### TEXT
━━━━

By paying a full 135p a share, Sky has blown other mooted bidders, including NTL, the cable operator, and RTL, Europe's largest broadcaster, out of the water. Even if they could afford to match the price, there would be no point, for they wouldn't be able to consolidate and integrate the company with Sky sitting there as such a big shareholder.

City analysts were warmly congratulating James Murdoch, Sky's chief executive, on his move during last night's conference call, yet the person who perhaps merits the greatest plaudits is Anthony Bolton at Fidelity, previously ITV's biggest shareholder and a long-standing critic of the ITV board. He's now out of it at a price he could scarcely have dreamt of ever seeing again just a few days ago. Other shareholders can only look on and weep, for with the prop of an outright bid now removed, the price will plummet on Monday.

Sky itself is barred by broadcasting rules from bidding outright. Yet it was perfectly entitled to buy the near 20 per cent it did. This was no spoiler, James Murdoch insisted last night.

Others found it hard to see it in any other light, notwithstanding Mr Murdoch's insistence that he sees great long-term value in ITV and intends to be supportive of the company in developing its business. To have the thick end of £1bn of capital tied up in a largely passive investment, at a minimum bottom-line cost of £13m a year netting off dividends from ITV, would not in most people's books look a sensible use of money, particularly in a media goliath which has previously been so scathing about the merits of free to air TV.

━━━━

### Source records
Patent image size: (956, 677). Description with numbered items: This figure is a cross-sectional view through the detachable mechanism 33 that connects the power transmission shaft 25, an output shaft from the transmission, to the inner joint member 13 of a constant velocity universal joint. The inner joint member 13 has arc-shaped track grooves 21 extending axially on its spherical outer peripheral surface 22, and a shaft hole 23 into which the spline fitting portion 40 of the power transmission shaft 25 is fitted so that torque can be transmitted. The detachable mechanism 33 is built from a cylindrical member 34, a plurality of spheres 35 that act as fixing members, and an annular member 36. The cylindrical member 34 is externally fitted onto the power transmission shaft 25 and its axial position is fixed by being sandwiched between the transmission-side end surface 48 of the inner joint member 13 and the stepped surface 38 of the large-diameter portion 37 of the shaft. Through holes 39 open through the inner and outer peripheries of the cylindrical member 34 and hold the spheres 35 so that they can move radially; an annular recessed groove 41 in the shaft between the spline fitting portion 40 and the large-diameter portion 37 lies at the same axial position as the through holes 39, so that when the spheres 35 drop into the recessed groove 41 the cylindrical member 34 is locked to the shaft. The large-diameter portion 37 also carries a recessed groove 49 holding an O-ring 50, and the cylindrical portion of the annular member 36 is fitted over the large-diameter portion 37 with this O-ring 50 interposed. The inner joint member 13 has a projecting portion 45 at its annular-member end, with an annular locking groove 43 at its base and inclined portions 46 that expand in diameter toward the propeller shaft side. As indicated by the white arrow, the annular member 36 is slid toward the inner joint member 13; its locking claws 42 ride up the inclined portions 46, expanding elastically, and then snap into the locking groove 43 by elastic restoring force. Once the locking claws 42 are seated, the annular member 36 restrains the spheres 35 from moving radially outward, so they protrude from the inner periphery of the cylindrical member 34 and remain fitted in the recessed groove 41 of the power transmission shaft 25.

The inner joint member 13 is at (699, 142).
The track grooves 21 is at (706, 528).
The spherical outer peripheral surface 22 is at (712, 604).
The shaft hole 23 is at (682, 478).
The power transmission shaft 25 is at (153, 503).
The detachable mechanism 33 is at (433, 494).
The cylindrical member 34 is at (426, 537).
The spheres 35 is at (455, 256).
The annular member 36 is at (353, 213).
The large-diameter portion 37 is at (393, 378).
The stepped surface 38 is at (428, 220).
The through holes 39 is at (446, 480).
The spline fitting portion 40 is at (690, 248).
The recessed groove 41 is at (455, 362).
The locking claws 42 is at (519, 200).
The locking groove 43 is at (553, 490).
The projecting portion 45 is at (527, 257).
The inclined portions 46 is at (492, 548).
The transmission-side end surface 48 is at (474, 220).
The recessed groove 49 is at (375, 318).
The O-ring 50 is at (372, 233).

━━━━

Write out word for word the part of the passage on Sky's ITV stake starting at "Sky itself is" and ending at "insisted last night.".

### SOLUTION FOR THIS EXERCISE
Sky itself is barred by broadcasting rules from bidding outright. Yet it was perfectly entitled to buy the near 20 per cent it did. This was no spoiler, James Murdoch insisted last night.